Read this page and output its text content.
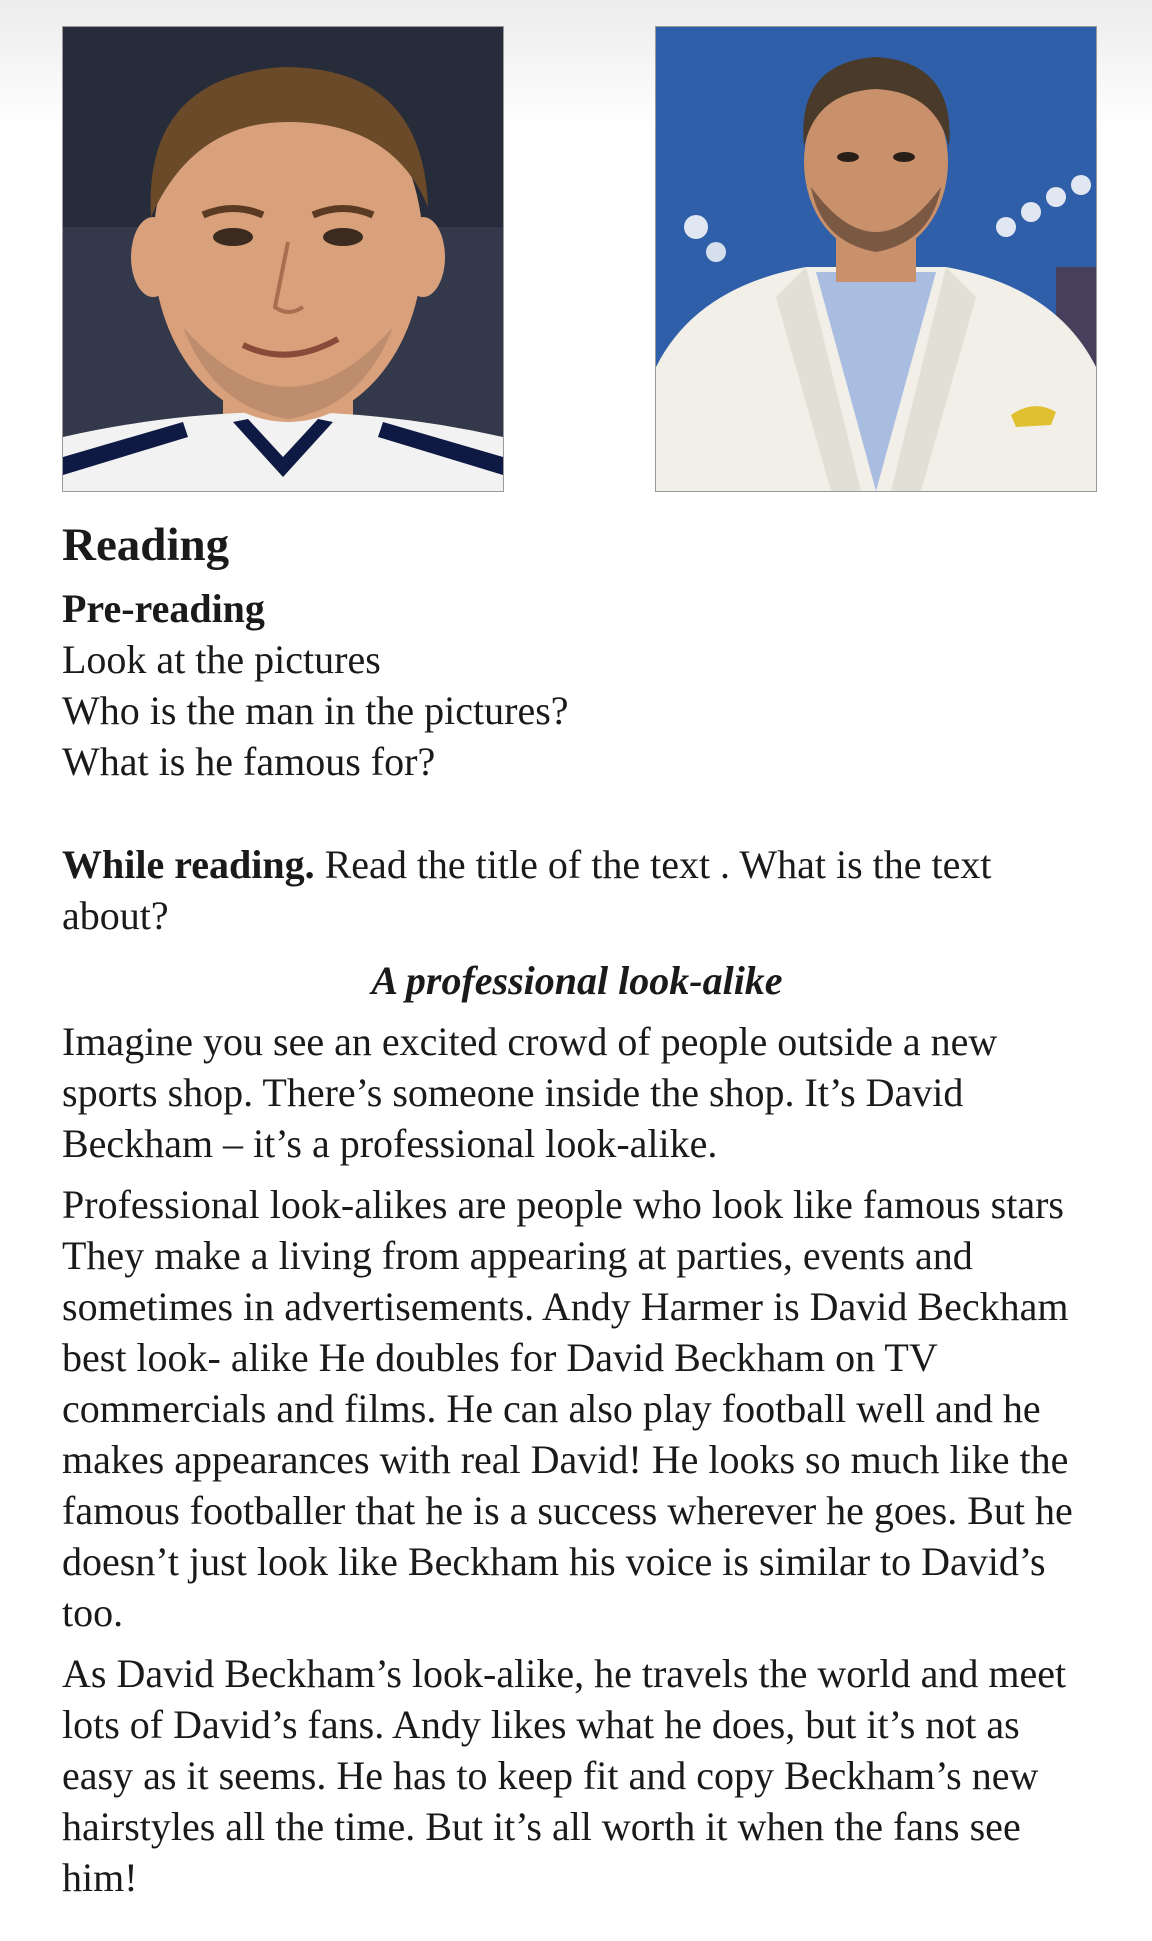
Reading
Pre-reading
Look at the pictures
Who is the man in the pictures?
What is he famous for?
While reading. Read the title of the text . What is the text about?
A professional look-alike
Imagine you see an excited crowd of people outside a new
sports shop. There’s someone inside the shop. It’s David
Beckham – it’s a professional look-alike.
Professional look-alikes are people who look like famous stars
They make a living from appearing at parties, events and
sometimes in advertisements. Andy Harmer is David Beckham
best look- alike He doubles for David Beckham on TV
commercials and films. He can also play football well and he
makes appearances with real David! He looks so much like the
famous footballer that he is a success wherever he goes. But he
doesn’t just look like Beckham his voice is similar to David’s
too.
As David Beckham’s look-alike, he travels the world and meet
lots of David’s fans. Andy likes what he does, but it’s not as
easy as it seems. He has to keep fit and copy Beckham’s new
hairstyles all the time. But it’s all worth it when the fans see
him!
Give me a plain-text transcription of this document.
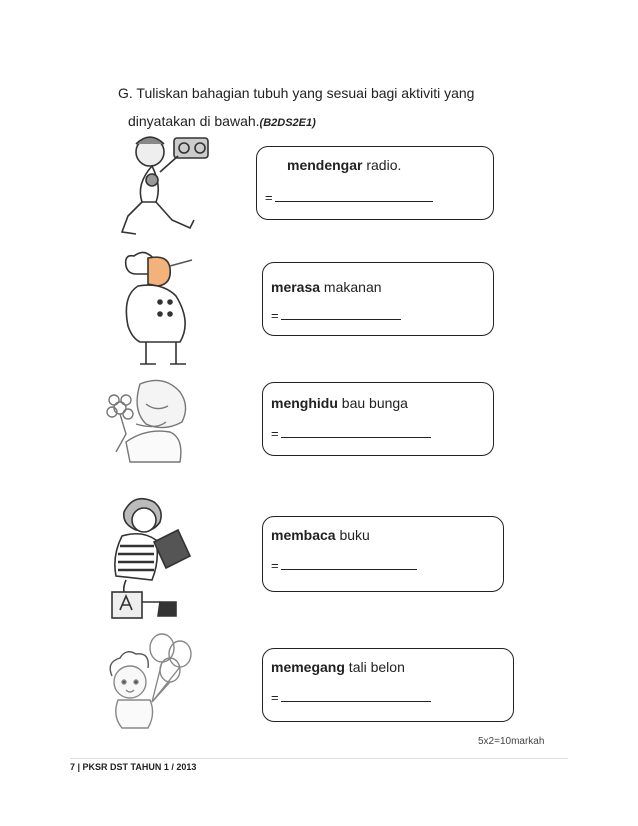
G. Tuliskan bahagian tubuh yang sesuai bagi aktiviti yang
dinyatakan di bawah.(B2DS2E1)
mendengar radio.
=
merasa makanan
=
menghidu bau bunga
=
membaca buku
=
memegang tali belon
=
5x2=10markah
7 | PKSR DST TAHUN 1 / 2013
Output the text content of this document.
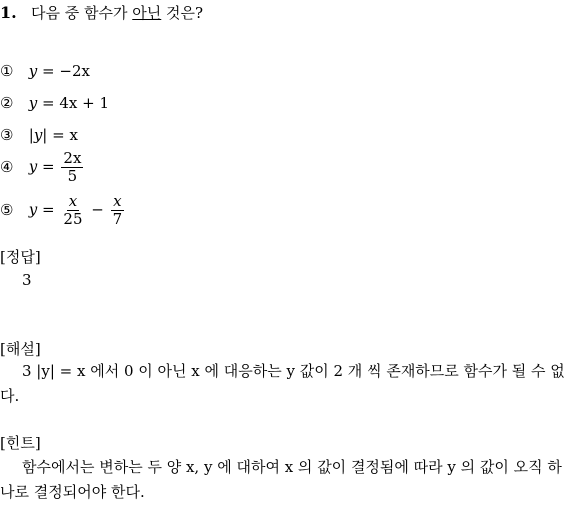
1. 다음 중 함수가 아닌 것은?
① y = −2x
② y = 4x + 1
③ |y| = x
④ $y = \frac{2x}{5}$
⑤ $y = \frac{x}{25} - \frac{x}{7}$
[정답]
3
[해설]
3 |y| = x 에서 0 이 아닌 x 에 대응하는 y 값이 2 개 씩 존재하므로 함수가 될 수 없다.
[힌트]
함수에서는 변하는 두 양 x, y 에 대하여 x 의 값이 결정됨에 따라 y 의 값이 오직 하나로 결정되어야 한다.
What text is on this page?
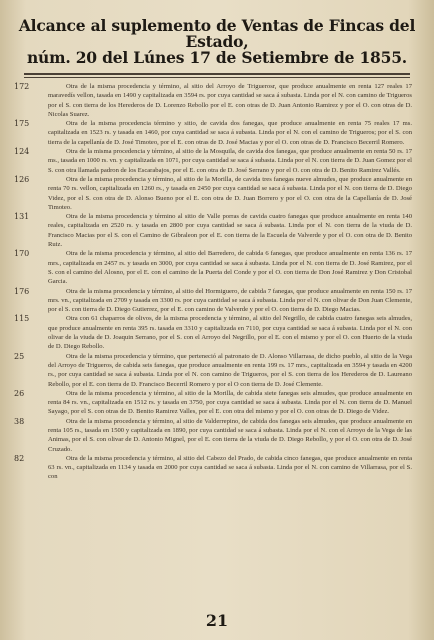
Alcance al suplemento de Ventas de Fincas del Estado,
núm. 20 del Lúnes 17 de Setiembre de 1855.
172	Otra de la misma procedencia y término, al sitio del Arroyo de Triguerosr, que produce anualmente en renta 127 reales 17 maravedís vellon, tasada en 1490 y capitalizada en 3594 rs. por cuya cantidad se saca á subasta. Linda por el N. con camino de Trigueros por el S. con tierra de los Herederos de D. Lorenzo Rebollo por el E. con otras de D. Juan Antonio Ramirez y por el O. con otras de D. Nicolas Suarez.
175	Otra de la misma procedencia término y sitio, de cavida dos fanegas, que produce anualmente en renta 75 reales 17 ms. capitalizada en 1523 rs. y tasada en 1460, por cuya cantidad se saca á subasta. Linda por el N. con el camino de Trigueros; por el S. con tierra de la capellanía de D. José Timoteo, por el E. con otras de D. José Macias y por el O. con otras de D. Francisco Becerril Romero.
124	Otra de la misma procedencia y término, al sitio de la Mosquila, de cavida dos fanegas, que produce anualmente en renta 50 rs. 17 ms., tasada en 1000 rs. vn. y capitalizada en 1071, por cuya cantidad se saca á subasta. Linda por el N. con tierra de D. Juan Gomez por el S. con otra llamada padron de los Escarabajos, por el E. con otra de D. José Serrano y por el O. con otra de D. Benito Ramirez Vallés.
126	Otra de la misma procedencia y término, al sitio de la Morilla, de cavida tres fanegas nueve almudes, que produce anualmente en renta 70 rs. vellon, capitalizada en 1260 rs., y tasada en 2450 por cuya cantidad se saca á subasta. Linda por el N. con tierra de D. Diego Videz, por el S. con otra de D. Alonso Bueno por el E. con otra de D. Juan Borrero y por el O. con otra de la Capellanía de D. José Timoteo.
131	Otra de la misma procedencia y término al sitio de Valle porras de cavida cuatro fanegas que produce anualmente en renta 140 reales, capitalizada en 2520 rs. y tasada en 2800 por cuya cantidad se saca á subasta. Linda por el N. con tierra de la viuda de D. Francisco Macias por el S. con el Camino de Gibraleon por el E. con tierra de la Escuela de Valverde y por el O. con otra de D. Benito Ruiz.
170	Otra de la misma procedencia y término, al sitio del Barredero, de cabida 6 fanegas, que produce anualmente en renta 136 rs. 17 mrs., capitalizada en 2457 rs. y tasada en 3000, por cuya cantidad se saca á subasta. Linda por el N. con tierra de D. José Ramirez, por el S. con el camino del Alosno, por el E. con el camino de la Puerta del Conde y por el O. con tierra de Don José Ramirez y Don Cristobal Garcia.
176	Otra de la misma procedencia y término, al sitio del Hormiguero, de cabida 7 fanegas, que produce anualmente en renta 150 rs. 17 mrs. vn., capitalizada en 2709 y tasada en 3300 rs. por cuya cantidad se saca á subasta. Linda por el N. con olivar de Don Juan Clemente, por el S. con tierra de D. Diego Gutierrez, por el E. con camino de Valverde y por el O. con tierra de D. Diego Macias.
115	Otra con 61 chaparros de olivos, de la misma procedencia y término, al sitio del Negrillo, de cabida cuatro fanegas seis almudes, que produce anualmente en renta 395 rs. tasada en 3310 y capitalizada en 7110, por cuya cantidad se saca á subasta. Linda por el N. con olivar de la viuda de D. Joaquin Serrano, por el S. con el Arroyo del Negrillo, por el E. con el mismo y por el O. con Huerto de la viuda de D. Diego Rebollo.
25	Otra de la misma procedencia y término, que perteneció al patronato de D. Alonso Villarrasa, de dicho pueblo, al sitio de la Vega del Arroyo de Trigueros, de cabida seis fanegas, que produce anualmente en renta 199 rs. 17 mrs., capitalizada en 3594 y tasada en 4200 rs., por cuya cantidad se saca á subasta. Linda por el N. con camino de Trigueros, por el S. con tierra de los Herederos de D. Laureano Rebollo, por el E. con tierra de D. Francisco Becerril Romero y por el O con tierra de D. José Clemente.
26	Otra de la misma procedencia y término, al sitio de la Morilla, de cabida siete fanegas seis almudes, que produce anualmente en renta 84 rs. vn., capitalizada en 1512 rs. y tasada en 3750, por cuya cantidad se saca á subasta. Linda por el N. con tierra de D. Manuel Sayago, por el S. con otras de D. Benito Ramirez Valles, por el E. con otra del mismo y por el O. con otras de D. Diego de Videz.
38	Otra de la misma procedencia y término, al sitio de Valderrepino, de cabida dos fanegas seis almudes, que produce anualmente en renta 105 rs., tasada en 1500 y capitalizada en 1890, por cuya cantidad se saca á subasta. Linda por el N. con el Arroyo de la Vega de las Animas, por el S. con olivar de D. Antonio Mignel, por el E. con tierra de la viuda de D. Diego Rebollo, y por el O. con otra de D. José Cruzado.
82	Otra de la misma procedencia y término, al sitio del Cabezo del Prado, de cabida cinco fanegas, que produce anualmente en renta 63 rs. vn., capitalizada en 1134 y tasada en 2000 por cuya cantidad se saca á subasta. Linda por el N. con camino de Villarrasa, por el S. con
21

● **THE EXERCISE**: Scan the material above for the word "famous". Copy each line where it occurs.

● **CORRECT RESULT**:
What is he famous for?
Professional look-alikes are people who look like famous stars
famous footballer that he is a success wherever he goes. But he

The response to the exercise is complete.